Exercise directions
Bring back every record exactly, except for the pictures, which stay out.

*** Opening Input records ***

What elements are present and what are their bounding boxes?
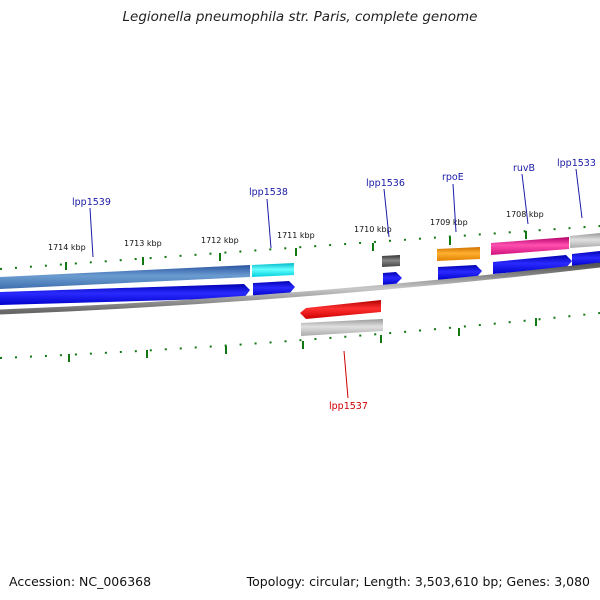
leader-lpp1538 xyxy=(266,198,272,249)
cds-arrow[interactable] xyxy=(383,272,402,285)
gene-label-lpp1539[interactable]: lpp1539 xyxy=(72,197,111,208)
map-title: Legionella pneumophila str. Paris, compl… xyxy=(122,9,478,25)
tick-label-1713: 1713 kbp xyxy=(124,239,162,248)
forward-cds-track xyxy=(0,251,600,305)
gene-label-lpp1537[interactable]: lpp1537 xyxy=(329,401,368,412)
tick-label-1710: 1710 kbp xyxy=(354,225,392,234)
tick-label-1714: 1714 kbp xyxy=(48,243,86,252)
leader-lpp1537 xyxy=(343,350,349,399)
lower-ruler xyxy=(0,312,600,362)
tick-label-1712: 1712 kbp xyxy=(201,236,239,245)
forward-gene-track xyxy=(0,233,600,289)
leader-lpp1539 xyxy=(89,207,94,258)
genome-summary-text: Topology: circular; Length: 3,503,610 bp… xyxy=(246,574,590,589)
tick-label-1708: 1708 kbp xyxy=(506,210,544,219)
gene-label-rpoE[interactable]: rpoE xyxy=(442,172,464,183)
cds-arrow[interactable] xyxy=(0,284,250,305)
tick-label-1711: 1711 kbp xyxy=(277,231,315,240)
label-leaders xyxy=(89,168,583,399)
gene-lpp1533[interactable] xyxy=(570,233,600,248)
gene-ruvB[interactable] xyxy=(491,237,569,255)
gene-label-lpp1536[interactable]: lpp1536 xyxy=(366,178,405,189)
reverse-gene-track xyxy=(300,300,383,336)
leader-rpoE xyxy=(452,183,457,233)
gene-label-lpp1533[interactable]: lpp1533 xyxy=(557,158,596,169)
gene-lpp1539[interactable] xyxy=(0,265,250,289)
gene-lpp1538[interactable] xyxy=(252,263,294,277)
cds-arrow[interactable] xyxy=(493,255,572,274)
gene-label-ruvB[interactable]: ruvB xyxy=(513,163,535,174)
cds-arrow[interactable] xyxy=(253,281,295,296)
leader-lpp1533 xyxy=(575,168,583,219)
gene-lpp1537-rna[interactable] xyxy=(301,319,383,336)
tick-label-1709: 1709 kbp xyxy=(430,218,468,227)
leader-lpp1536 xyxy=(383,188,390,238)
accession-text: Accession: NC_006368 xyxy=(9,574,152,589)
gene-label-lpp1538[interactable]: lpp1538 xyxy=(249,187,288,198)
cds-arrow[interactable] xyxy=(572,251,600,266)
gene-rpoE[interactable] xyxy=(437,247,480,261)
gene-lpp1537[interactable] xyxy=(300,300,381,319)
leader-ruvB xyxy=(521,173,529,225)
cds-arrow[interactable] xyxy=(438,265,482,280)
upper-ruler xyxy=(0,225,600,270)
genome-backbone xyxy=(0,262,600,315)
gene-lpp1536[interactable] xyxy=(382,255,400,267)
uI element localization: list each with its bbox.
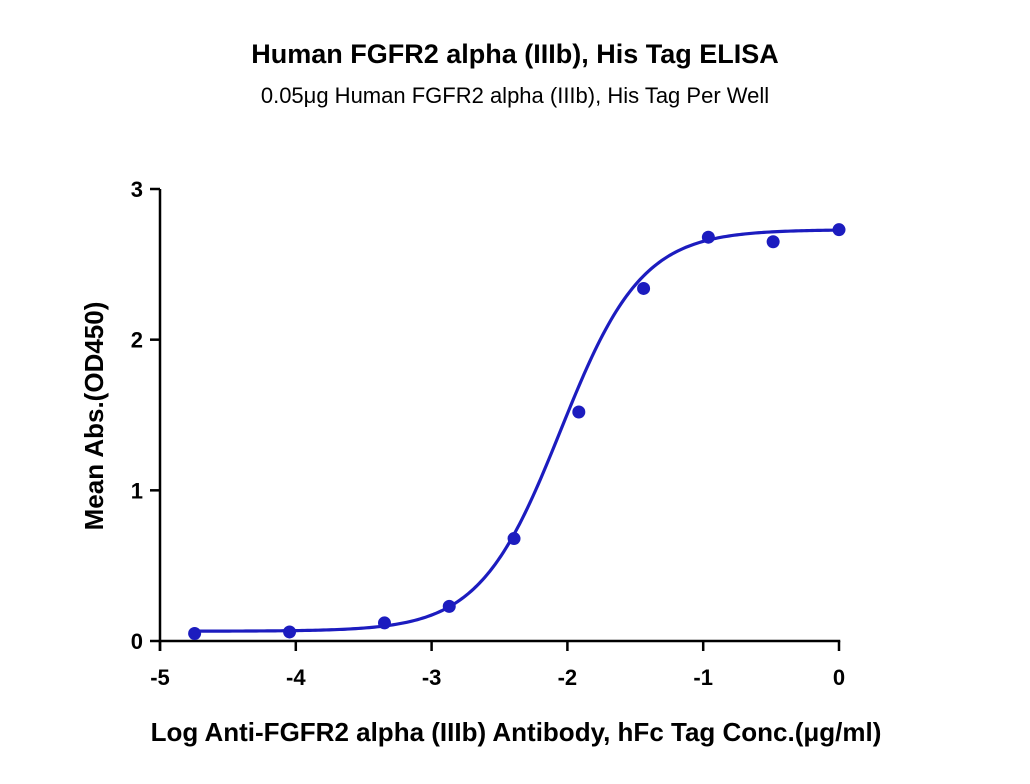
data-point [701, 230, 715, 244]
x-tick-label: -5 [150, 665, 170, 690]
data-point [832, 223, 846, 237]
data-point [377, 616, 391, 630]
data-point [766, 235, 780, 249]
y-tick-label: 3 [131, 177, 143, 202]
x-axis-ticks: -5 -4 -3 -2 -1 0 [150, 641, 845, 690]
chart-subtitle: 0.05μg Human FGFR2 alpha (IIIb), His Tag… [261, 83, 769, 108]
data-point [283, 625, 297, 639]
x-axis-label: Log Anti-FGFR2 alpha (IIIb) Antibody, hF… [151, 717, 882, 747]
y-axis-label: Mean Abs.(OD450) [79, 302, 109, 531]
axes [158, 189, 841, 651]
data-point [442, 599, 456, 613]
y-tick-label: 0 [131, 629, 143, 654]
data-point [188, 626, 202, 640]
x-tick-label: 0 [833, 665, 845, 690]
y-tick-label: 1 [131, 478, 143, 503]
x-tick-label: -2 [558, 665, 578, 690]
y-axis-ticks: 0 1 2 3 [131, 177, 160, 654]
x-tick-label: -1 [693, 665, 713, 690]
data-points-layer [188, 223, 846, 640]
fit-curve-layer [194, 228, 840, 633]
data-point [572, 405, 586, 419]
x-tick-label: -3 [422, 665, 442, 690]
fit-curve [194, 228, 840, 633]
chart-title: Human FGFR2 alpha (IIIb), His Tag ELISA [251, 39, 779, 69]
y-tick-label: 2 [131, 328, 143, 353]
data-point [507, 532, 521, 546]
data-point [637, 281, 651, 295]
x-tick-label: -4 [286, 665, 306, 690]
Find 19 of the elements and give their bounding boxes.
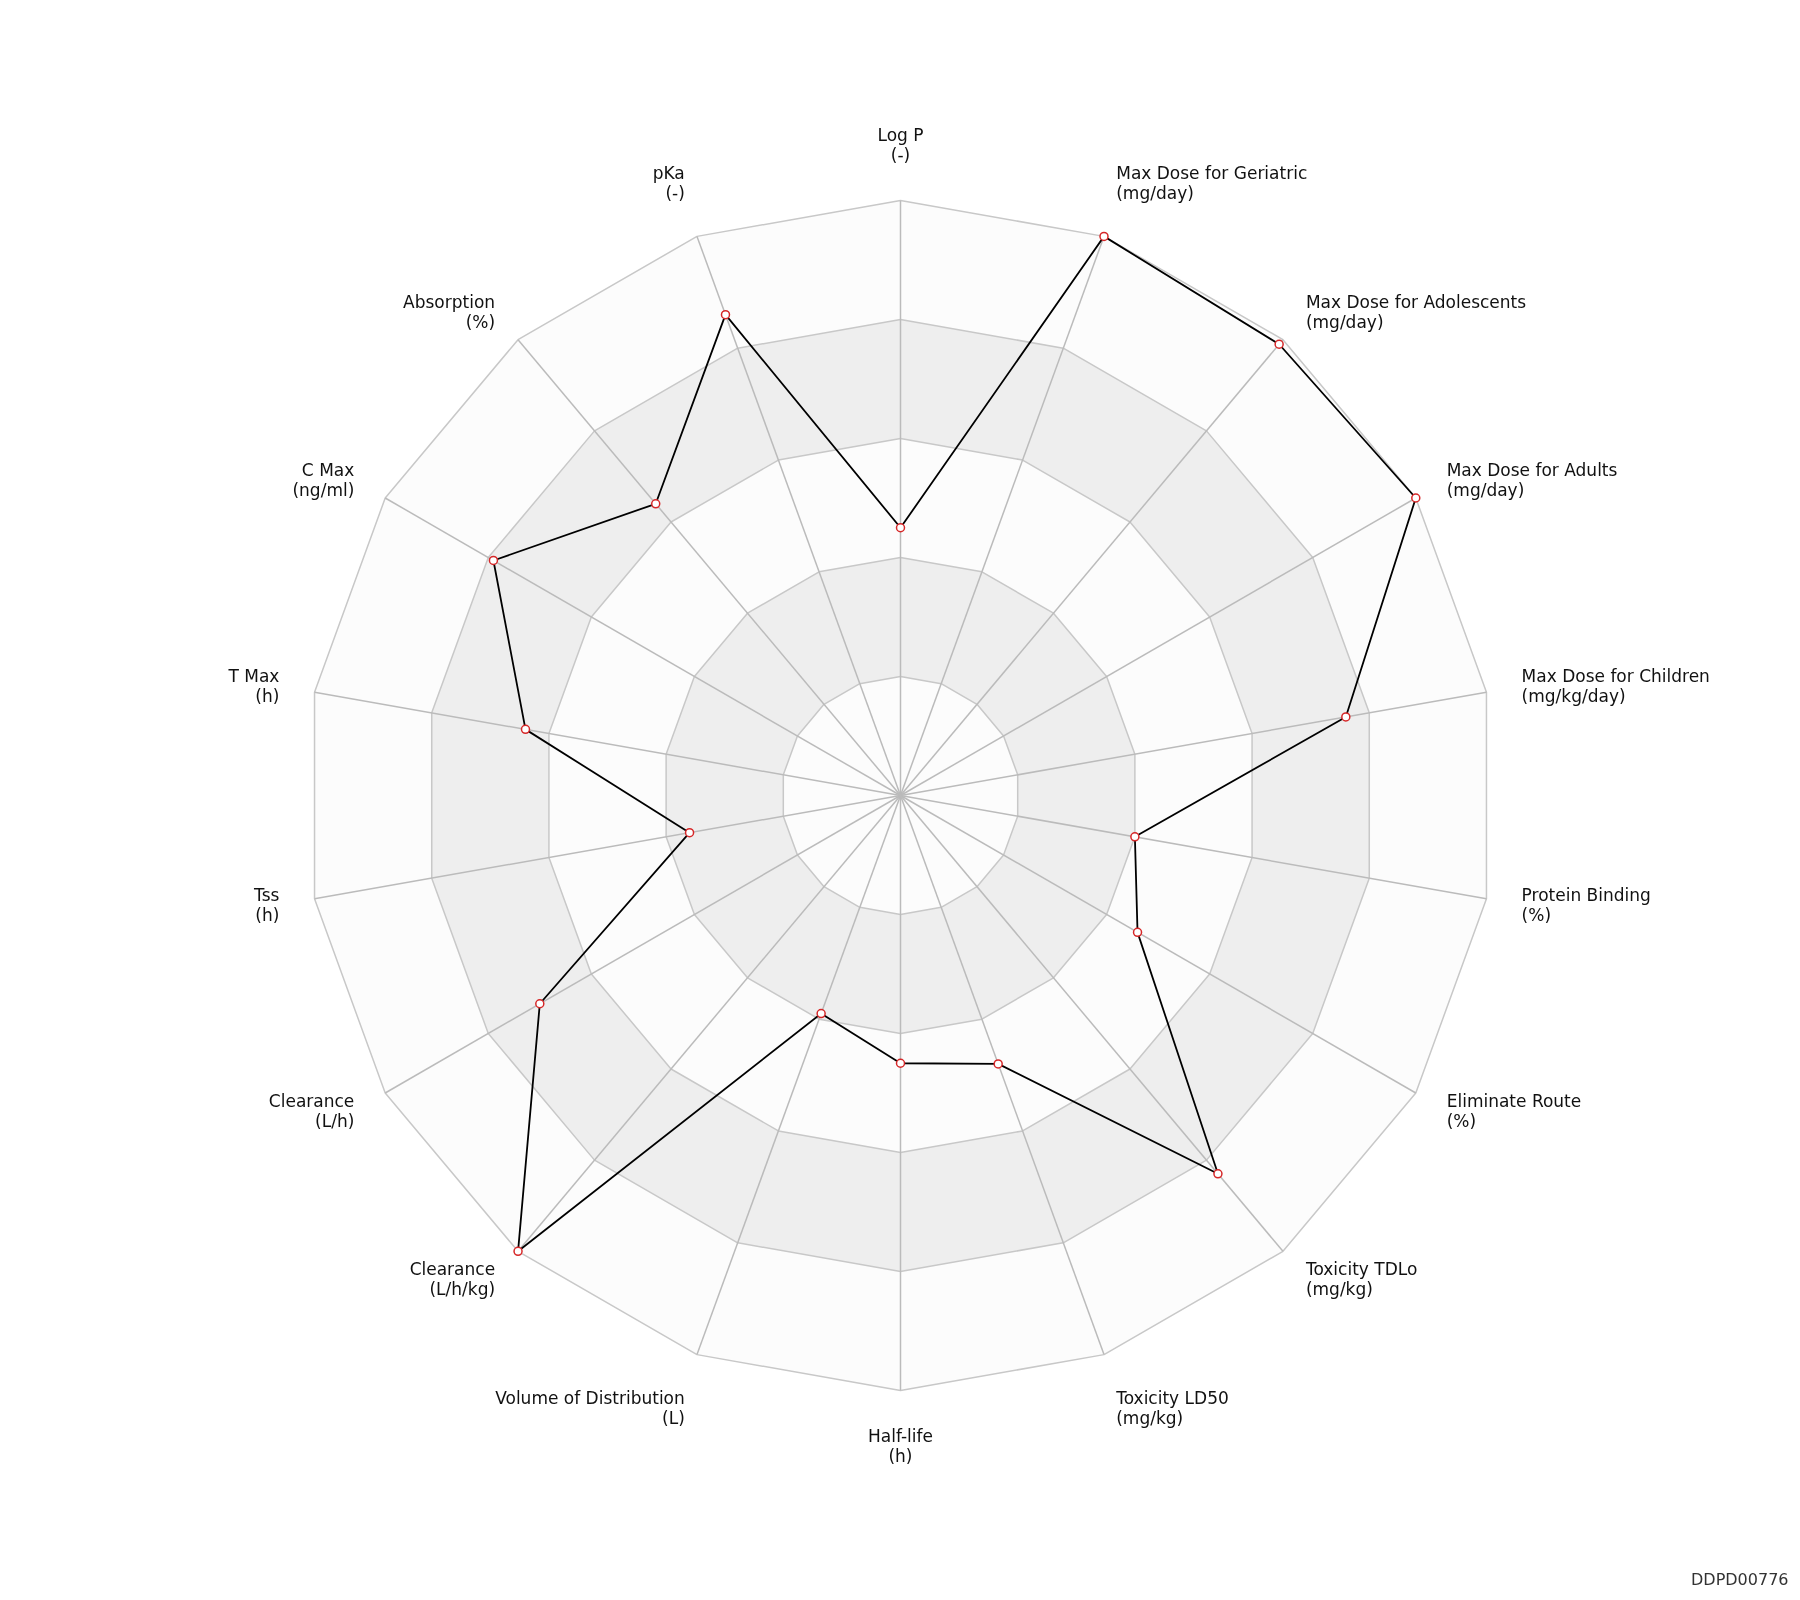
spoke-label: Toxicity LD50 (mg/kg) [1115, 1388, 1229, 1429]
spoke-label: Volume of Distribution (L) [495, 1388, 685, 1429]
spoke-label: Max Dose for Children (mg/kg/day) [1521, 665, 1710, 706]
spoke-label: Max Dose for Adolescents (mg/day) [1305, 292, 1527, 333]
spoke-label: Max Dose for Geriatric (mg/day) [1116, 162, 1308, 203]
spoke-label: Absorption (%) [403, 292, 496, 333]
spoke-label: Clearance (L/h) [268, 1090, 355, 1131]
spoke-label: pKa (-) [652, 162, 685, 203]
spoke-label: Tss (h) [253, 885, 280, 926]
spoke-label: Half-life (h) [868, 1426, 934, 1467]
spoke-label: Log P (-) [877, 124, 924, 165]
spoke-label: Clearance (L/h/kg) [409, 1258, 496, 1299]
spoke-label: Protein Binding (%) [1521, 885, 1651, 926]
text: DDPD00776 [1690, 1569, 1789, 1589]
spoke-label: T Max (h) [227, 665, 280, 706]
spoke-label: Eliminate Route (%) [1446, 1090, 1582, 1131]
spoke-label: Toxicity TDLo (mg/kg) [1304, 1258, 1418, 1299]
spoke-label: Max Dose for Adults (mg/day) [1446, 460, 1618, 501]
spoke-label: C Max (ng/ml) [292, 460, 355, 501]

*** Closing Input records ***

Response below
What elements are present and what are their bounding boxes?
leader-lpp1538 xyxy=(266,198,272,249)
cds-arrow[interactable] xyxy=(383,272,402,285)
gene-label-lpp1539[interactable]: lpp1539 xyxy=(72,197,111,208)
map-title: Legionella pneumophila str. Paris, compl… xyxy=(122,9,478,25)
tick-label-1713: 1713 kbp xyxy=(124,239,162,248)
forward-cds-track xyxy=(0,251,600,305)
gene-label-lpp1537[interactable]: lpp1537 xyxy=(329,401,368,412)
tick-label-1710: 1710 kbp xyxy=(354,225,392,234)
tick-label-1714: 1714 kbp xyxy=(48,243,86,252)
leader-lpp1537 xyxy=(343,350,349,399)
lower-ruler xyxy=(0,312,600,362)
tick-label-1712: 1712 kbp xyxy=(201,236,239,245)
forward-gene-track xyxy=(0,233,600,289)
leader-lpp1539 xyxy=(89,207,94,258)
genome-summary-text: Topology: circular; Length: 3,503,610 bp… xyxy=(246,574,590,589)
tick-label-1708: 1708 kbp xyxy=(506,210,544,219)
gene-label-rpoE[interactable]: rpoE xyxy=(442,172,464,183)
cds-arrow[interactable] xyxy=(0,284,250,305)
tick-label-1711: 1711 kbp xyxy=(277,231,315,240)
label-leaders xyxy=(89,168,583,399)
gene-lpp1533[interactable] xyxy=(570,233,600,248)
gene-ruvB[interactable] xyxy=(491,237,569,255)
gene-label-lpp1536[interactable]: lpp1536 xyxy=(366,178,405,189)
reverse-gene-track xyxy=(300,300,383,336)
leader-rpoE xyxy=(452,183,457,233)
gene-label-lpp1533[interactable]: lpp1533 xyxy=(557,158,596,169)
gene-lpp1539[interactable] xyxy=(0,265,250,289)
gene-lpp1538[interactable] xyxy=(252,263,294,277)
cds-arrow[interactable] xyxy=(493,255,572,274)
gene-label-ruvB[interactable]: ruvB xyxy=(513,163,535,174)
cds-arrow[interactable] xyxy=(253,281,295,296)
leader-lpp1533 xyxy=(575,168,583,219)
gene-lpp1537-rna[interactable] xyxy=(301,319,383,336)
tick-label-1709: 1709 kbp xyxy=(430,218,468,227)
leader-lpp1536 xyxy=(383,188,390,238)
accession-text: Accession: NC_006368 xyxy=(9,574,152,589)
gene-label-lpp1538[interactable]: lpp1538 xyxy=(249,187,288,198)
cds-arrow[interactable] xyxy=(572,251,600,266)
gene-rpoE[interactable] xyxy=(437,247,480,261)
gene-lpp1537[interactable] xyxy=(300,300,381,319)
leader-ruvB xyxy=(521,173,529,225)
cds-arrow[interactable] xyxy=(438,265,482,280)
upper-ruler xyxy=(0,225,600,270)
genome-backbone xyxy=(0,262,600,315)
gene-lpp1536[interactable] xyxy=(382,255,400,267)
uI element localization: list each with its bbox.
data-point [701, 230, 715, 244]
x-tick-label: -5 [150, 665, 170, 690]
data-point [832, 223, 846, 237]
data-point [377, 616, 391, 630]
data-point [766, 235, 780, 249]
y-tick-label: 3 [131, 177, 143, 202]
x-axis-ticks: -5 -4 -3 -2 -1 0 [150, 641, 845, 690]
chart-subtitle: 0.05μg Human FGFR2 alpha (IIIb), His Tag… [261, 83, 769, 108]
data-point [283, 625, 297, 639]
x-axis-label: Log Anti-FGFR2 alpha (IIIb) Antibody, hF… [151, 717, 882, 747]
y-axis-label: Mean Abs.(OD450) [79, 302, 109, 531]
axes [158, 189, 841, 651]
data-point [442, 599, 456, 613]
y-tick-label: 0 [131, 629, 143, 654]
data-point [188, 626, 202, 640]
x-tick-label: 0 [833, 665, 845, 690]
y-tick-label: 1 [131, 478, 143, 503]
x-tick-label: -2 [558, 665, 578, 690]
y-axis-ticks: 0 1 2 3 [131, 177, 160, 654]
x-tick-label: -1 [693, 665, 713, 690]
data-points-layer [188, 223, 846, 640]
fit-curve-layer [194, 228, 840, 633]
data-point [572, 405, 586, 419]
x-tick-label: -3 [422, 665, 442, 690]
fit-curve [194, 228, 840, 633]
chart-title: Human FGFR2 alpha (IIIb), His Tag ELISA [251, 39, 779, 69]
y-tick-label: 2 [131, 328, 143, 353]
data-point [507, 532, 521, 546]
data-point [637, 281, 651, 295]
x-tick-label: -4 [286, 665, 306, 690]
Find 19 of the elements and give their bounding boxes.
spoke-label: Toxicity LD50 (mg/kg) [1115, 1388, 1229, 1429]
spoke-label: Volume of Distribution (L) [495, 1388, 685, 1429]
spoke-label: Max Dose for Children (mg/kg/day) [1521, 665, 1710, 706]
spoke-label: Max Dose for Adolescents (mg/day) [1305, 292, 1527, 333]
spoke-label: Max Dose for Geriatric (mg/day) [1116, 162, 1308, 203]
spoke-label: Absorption (%) [403, 292, 496, 333]
spoke-label: Clearance (L/h) [268, 1090, 355, 1131]
spoke-label: pKa (-) [652, 162, 685, 203]
spoke-label: Tss (h) [253, 885, 280, 926]
spoke-label: Half-life (h) [868, 1426, 934, 1467]
spoke-label: Log P (-) [877, 124, 924, 165]
spoke-label: Clearance (L/h/kg) [409, 1258, 496, 1299]
spoke-label: Protein Binding (%) [1521, 885, 1651, 926]
text: DDPD00776 [1690, 1569, 1789, 1589]
spoke-label: T Max (h) [227, 665, 280, 706]
spoke-label: Eliminate Route (%) [1446, 1090, 1582, 1131]
spoke-label: Toxicity TDLo (mg/kg) [1304, 1258, 1418, 1299]
spoke-label: Max Dose for Adults (mg/day) [1446, 460, 1618, 501]
spoke-label: C Max (ng/ml) [292, 460, 355, 501]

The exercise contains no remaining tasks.